GOAL:
Quote the listing below in full and exactly as written, but omit every picture.

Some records
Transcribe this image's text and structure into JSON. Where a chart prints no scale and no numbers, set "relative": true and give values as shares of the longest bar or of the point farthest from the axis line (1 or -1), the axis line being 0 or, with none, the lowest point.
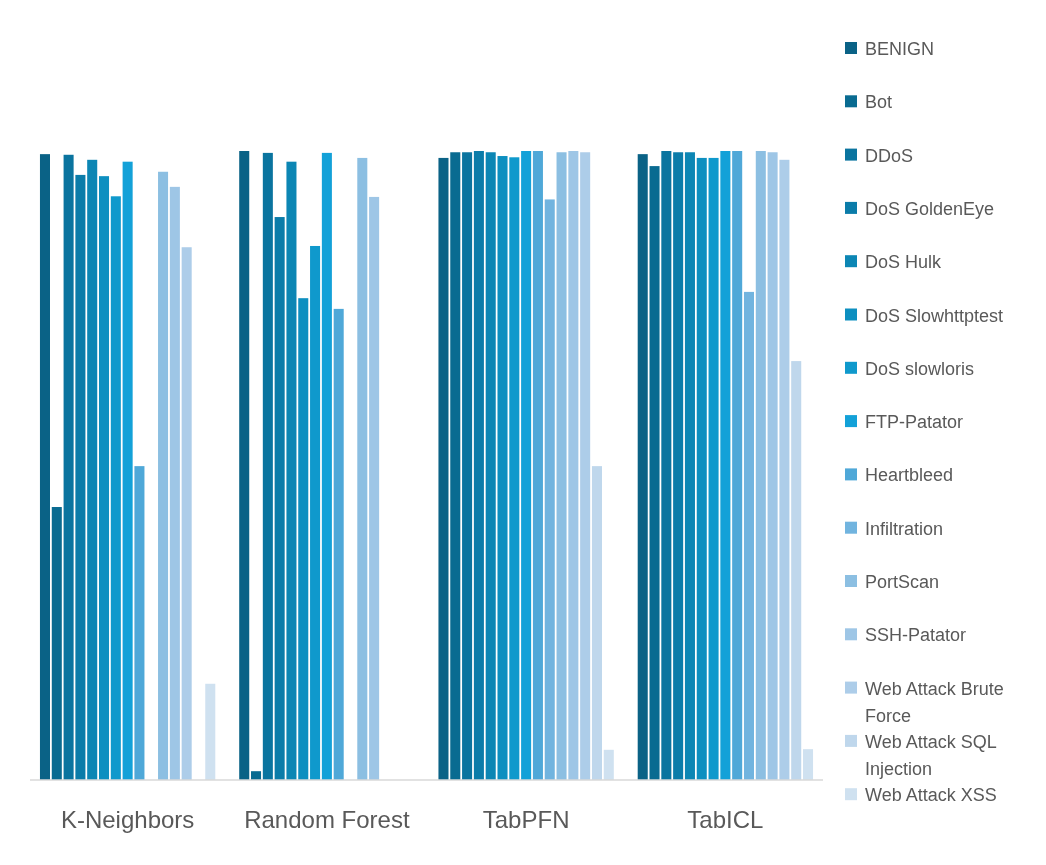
{
  "chart_data": {
    "type": "bar",
    "relative": true,
    "legend": "right",
    "categories": [
      "K-Neighbors",
      "Random Forest",
      "TabPFN",
      "TabICL"
    ],
    "series": [
      {
        "name": "BENIGN",
        "color": "#0a6286",
        "values": [
          0.995,
          1.0,
          0.989,
          0.995
        ]
      },
      {
        "name": "Bot",
        "color": "#096b91",
        "values": [
          0.434,
          0.014,
          0.998,
          0.976
        ]
      },
      {
        "name": "DDoS",
        "color": "#0a749f",
        "values": [
          0.994,
          0.997,
          0.998,
          1.0
        ]
      },
      {
        "name": "DoS GoldenEye",
        "color": "#0b7ca9",
        "values": [
          0.962,
          0.895,
          1.0,
          0.998
        ]
      },
      {
        "name": "DoS Hulk",
        "color": "#0c86b4",
        "values": [
          0.986,
          0.983,
          0.998,
          0.998
        ]
      },
      {
        "name": "DoS Slowhttptest",
        "color": "#0d8fc0",
        "values": [
          0.96,
          0.766,
          0.992,
          0.989
        ]
      },
      {
        "name": "DoS slowloris",
        "color": "#0f99cc",
        "values": [
          0.928,
          0.849,
          0.99,
          0.989
        ]
      },
      {
        "name": "FTP-Patator",
        "color": "#13a1d8",
        "values": [
          0.983,
          0.997,
          1.0,
          1.0
        ]
      },
      {
        "name": "Heartbleed",
        "color": "#4fa8d8",
        "values": [
          0.499,
          0.749,
          1.0,
          1.0
        ]
      },
      {
        "name": "Infiltration",
        "color": "#71b4df",
        "values": [
          0,
          0,
          0.923,
          0.776
        ]
      },
      {
        "name": "PortScan",
        "color": "#8cbfe2",
        "values": [
          0.967,
          0.989,
          0.998,
          1.0
        ]
      },
      {
        "name": "SSH-Patator",
        "color": "#9ec6e6",
        "values": [
          0.943,
          0.927,
          1.0,
          0.998
        ]
      },
      {
        "name": "Web Attack Brute Force",
        "color": "#adcde9",
        "values": [
          0.847,
          0,
          0.998,
          0.986
        ]
      },
      {
        "name": "Web Attack SQL Injection",
        "color": "#bfd7ec",
        "values": [
          0,
          0,
          0.499,
          0.666
        ]
      },
      {
        "name": "Web Attack XSS",
        "color": "#cfe1f0",
        "values": [
          0.153,
          0,
          0.048,
          0.049
        ]
      }
    ]
  }
}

FULL RESPONSE:
Transcribe this image's text and structure into JSON. Where a chart prints no scale and no numbers, set "relative": true and give values as shares of the longest bar or of the point farthest from the axis line (1 or -1), the axis line being 0 or, with none, the lowest point.
{
  "chart_data": {
    "type": "bar",
    "relative": true,
    "legend": "right",
    "categories": [
      "K-Neighbors",
      "Random Forest",
      "TabPFN",
      "TabICL"
    ],
    "series": [
      {
        "name": "BENIGN",
        "color": "#0a6286",
        "values": [
          0.995,
          1.0,
          0.989,
          0.995
        ]
      },
      {
        "name": "Bot",
        "color": "#096b91",
        "values": [
          0.434,
          0.014,
          0.998,
          0.976
        ]
      },
      {
        "name": "DDoS",
        "color": "#0a749f",
        "values": [
          0.994,
          0.997,
          0.998,
          1.0
        ]
      },
      {
        "name": "DoS GoldenEye",
        "color": "#0b7ca9",
        "values": [
          0.962,
          0.895,
          1.0,
          0.998
        ]
      },
      {
        "name": "DoS Hulk",
        "color": "#0c86b4",
        "values": [
          0.986,
          0.983,
          0.998,
          0.998
        ]
      },
      {
        "name": "DoS Slowhttptest",
        "color": "#0d8fc0",
        "values": [
          0.96,
          0.766,
          0.992,
          0.989
        ]
      },
      {
        "name": "DoS slowloris",
        "color": "#0f99cc",
        "values": [
          0.928,
          0.849,
          0.99,
          0.989
        ]
      },
      {
        "name": "FTP-Patator",
        "color": "#13a1d8",
        "values": [
          0.983,
          0.997,
          1.0,
          1.0
        ]
      },
      {
        "name": "Heartbleed",
        "color": "#4fa8d8",
        "values": [
          0.499,
          0.749,
          1.0,
          1.0
        ]
      },
      {
        "name": "Infiltration",
        "color": "#71b4df",
        "values": [
          0,
          0,
          0.923,
          0.776
        ]
      },
      {
        "name": "PortScan",
        "color": "#8cbfe2",
        "values": [
          0.967,
          0.989,
          0.998,
          1.0
        ]
      },
      {
        "name": "SSH-Patator",
        "color": "#9ec6e6",
        "values": [
          0.943,
          0.927,
          1.0,
          0.998
        ]
      },
      {
        "name": "Web Attack Brute Force",
        "color": "#adcde9",
        "values": [
          0.847,
          0,
          0.998,
          0.986
        ]
      },
      {
        "name": "Web Attack SQL Injection",
        "color": "#bfd7ec",
        "values": [
          0,
          0,
          0.499,
          0.666
        ]
      },
      {
        "name": "Web Attack XSS",
        "color": "#cfe1f0",
        "values": [
          0.153,
          0,
          0.048,
          0.049
        ]
      }
    ]
  }
}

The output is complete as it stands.